TASK TO CARRY OUT
Work out how many lines include "managed" and answer with that number only.

— BEGIN THE INPUT —

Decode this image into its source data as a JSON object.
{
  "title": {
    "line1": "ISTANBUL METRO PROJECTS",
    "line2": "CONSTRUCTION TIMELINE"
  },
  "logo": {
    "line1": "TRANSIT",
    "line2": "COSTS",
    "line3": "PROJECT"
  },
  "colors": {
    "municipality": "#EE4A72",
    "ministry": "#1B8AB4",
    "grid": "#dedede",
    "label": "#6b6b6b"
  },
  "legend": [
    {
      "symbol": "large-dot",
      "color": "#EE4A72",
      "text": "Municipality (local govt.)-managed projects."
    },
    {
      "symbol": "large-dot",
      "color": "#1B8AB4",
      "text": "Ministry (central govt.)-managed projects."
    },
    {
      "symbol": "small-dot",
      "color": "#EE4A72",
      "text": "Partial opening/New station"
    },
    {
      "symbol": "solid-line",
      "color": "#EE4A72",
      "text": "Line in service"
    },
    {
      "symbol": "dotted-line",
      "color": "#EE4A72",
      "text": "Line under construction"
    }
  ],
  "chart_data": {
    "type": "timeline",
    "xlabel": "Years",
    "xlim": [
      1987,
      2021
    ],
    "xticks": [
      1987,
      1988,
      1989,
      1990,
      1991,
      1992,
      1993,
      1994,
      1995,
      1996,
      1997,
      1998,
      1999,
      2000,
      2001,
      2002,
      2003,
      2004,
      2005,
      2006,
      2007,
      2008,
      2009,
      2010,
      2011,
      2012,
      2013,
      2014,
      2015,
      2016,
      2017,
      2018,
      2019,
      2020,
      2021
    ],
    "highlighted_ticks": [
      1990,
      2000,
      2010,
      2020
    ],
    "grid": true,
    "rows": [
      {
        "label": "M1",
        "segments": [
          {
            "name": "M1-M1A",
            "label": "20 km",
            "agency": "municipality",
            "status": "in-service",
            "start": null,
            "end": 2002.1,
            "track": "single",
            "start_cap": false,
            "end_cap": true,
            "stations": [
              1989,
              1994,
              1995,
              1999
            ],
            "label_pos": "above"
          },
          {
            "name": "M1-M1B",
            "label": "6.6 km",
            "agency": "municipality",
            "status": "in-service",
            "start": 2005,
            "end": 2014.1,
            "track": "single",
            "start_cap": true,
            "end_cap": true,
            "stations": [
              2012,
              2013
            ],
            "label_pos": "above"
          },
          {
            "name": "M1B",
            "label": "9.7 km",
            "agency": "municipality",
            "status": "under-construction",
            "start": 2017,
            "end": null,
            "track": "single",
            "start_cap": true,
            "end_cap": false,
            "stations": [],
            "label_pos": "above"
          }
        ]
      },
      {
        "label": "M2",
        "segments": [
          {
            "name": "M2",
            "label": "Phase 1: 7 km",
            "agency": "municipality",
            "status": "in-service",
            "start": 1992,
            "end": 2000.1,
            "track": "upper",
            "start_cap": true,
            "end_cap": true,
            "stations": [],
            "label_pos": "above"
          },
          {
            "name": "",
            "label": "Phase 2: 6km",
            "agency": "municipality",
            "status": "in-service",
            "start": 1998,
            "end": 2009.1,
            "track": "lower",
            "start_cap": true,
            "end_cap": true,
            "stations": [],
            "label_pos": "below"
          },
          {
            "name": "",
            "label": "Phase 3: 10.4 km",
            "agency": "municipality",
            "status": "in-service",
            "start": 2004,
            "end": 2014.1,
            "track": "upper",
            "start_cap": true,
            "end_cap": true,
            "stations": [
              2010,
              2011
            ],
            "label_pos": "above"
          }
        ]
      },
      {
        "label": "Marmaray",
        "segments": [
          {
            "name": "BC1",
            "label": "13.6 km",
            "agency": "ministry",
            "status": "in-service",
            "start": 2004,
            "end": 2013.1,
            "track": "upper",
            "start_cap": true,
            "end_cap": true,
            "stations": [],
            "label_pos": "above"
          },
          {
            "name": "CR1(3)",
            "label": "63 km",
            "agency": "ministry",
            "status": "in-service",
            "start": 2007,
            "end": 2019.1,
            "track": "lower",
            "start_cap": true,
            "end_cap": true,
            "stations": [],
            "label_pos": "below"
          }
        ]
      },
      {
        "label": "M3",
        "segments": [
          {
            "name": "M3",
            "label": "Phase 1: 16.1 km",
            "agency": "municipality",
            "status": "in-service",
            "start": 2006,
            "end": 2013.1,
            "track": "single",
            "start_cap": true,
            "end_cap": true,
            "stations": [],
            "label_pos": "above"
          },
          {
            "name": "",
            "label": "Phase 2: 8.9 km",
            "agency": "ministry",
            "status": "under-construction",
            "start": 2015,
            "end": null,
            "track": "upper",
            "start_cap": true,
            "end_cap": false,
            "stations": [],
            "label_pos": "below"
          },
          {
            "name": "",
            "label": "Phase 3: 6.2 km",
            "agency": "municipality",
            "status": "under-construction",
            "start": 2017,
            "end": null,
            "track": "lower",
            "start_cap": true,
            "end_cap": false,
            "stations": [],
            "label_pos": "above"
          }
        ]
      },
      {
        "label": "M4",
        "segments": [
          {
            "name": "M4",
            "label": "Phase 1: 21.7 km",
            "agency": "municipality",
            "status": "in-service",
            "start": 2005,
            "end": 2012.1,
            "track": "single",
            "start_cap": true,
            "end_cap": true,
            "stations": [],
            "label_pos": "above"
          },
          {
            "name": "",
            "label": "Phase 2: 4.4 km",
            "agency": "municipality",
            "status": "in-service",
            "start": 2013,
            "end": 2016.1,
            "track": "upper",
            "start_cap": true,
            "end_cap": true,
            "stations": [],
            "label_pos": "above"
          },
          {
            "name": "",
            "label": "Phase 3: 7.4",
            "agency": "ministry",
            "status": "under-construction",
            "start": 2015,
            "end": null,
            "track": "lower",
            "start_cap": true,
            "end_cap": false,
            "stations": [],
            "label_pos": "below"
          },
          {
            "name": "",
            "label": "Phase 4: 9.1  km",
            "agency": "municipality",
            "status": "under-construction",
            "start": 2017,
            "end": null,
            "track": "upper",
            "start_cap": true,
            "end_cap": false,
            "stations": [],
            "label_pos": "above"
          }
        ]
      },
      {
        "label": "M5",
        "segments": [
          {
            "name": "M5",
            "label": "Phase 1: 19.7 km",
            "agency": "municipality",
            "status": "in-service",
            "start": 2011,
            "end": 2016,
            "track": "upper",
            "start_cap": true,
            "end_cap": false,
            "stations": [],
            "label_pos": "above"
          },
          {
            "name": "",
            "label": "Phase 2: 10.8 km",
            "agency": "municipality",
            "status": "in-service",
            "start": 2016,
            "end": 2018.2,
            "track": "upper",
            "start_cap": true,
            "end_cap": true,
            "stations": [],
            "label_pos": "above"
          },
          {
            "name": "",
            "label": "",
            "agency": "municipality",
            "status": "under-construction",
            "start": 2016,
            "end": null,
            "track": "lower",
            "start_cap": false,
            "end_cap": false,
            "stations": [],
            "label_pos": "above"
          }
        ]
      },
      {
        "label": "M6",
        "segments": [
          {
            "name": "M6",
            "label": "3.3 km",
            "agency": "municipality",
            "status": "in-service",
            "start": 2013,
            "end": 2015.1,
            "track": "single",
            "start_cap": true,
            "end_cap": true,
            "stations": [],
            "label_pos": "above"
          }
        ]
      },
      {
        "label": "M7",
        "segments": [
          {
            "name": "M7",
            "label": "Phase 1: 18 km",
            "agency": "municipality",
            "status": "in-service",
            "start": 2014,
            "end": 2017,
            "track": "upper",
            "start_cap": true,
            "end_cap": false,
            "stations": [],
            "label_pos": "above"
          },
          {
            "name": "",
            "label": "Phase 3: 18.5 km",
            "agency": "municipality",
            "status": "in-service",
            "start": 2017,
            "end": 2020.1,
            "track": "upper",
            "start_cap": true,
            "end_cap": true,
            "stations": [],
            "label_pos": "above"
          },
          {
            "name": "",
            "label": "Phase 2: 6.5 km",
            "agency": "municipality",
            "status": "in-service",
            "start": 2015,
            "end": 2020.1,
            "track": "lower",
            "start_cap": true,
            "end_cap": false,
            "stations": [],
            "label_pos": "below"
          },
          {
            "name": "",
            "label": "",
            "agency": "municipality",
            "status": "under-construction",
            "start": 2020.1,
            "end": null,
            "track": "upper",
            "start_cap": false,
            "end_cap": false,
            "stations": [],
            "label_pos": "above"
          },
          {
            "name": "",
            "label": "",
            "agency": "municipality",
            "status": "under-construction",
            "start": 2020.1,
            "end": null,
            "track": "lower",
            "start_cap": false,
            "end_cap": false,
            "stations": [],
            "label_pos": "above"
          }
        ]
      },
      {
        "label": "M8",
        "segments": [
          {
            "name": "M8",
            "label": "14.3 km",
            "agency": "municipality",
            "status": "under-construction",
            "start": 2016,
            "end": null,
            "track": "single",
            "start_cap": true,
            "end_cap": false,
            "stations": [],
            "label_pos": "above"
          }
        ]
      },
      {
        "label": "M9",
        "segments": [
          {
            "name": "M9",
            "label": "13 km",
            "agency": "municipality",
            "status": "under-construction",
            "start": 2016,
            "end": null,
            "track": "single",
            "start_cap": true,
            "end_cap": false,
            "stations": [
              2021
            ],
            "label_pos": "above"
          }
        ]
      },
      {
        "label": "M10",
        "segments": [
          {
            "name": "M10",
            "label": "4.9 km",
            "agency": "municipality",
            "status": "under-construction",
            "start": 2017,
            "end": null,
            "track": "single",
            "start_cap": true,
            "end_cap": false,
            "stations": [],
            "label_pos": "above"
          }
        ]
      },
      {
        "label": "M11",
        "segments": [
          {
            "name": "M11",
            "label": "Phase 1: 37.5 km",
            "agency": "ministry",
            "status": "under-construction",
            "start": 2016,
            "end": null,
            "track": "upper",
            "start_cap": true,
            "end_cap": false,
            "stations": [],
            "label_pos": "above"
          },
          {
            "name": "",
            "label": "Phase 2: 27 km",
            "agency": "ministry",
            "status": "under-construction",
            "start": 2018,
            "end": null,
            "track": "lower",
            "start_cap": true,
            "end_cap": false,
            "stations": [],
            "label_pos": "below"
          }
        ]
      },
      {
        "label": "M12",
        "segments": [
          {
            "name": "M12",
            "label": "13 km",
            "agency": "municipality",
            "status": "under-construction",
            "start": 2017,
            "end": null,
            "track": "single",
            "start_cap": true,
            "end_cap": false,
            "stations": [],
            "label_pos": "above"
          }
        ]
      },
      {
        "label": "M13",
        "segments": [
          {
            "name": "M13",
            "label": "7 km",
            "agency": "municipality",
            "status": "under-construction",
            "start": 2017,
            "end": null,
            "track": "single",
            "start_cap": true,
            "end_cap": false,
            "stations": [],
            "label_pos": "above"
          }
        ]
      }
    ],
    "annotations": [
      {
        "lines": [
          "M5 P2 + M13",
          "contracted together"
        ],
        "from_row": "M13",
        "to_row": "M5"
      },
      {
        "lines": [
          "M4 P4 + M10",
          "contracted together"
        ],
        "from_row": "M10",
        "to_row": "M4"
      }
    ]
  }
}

— END THE INPUT —

EXPECTED ANSWER
2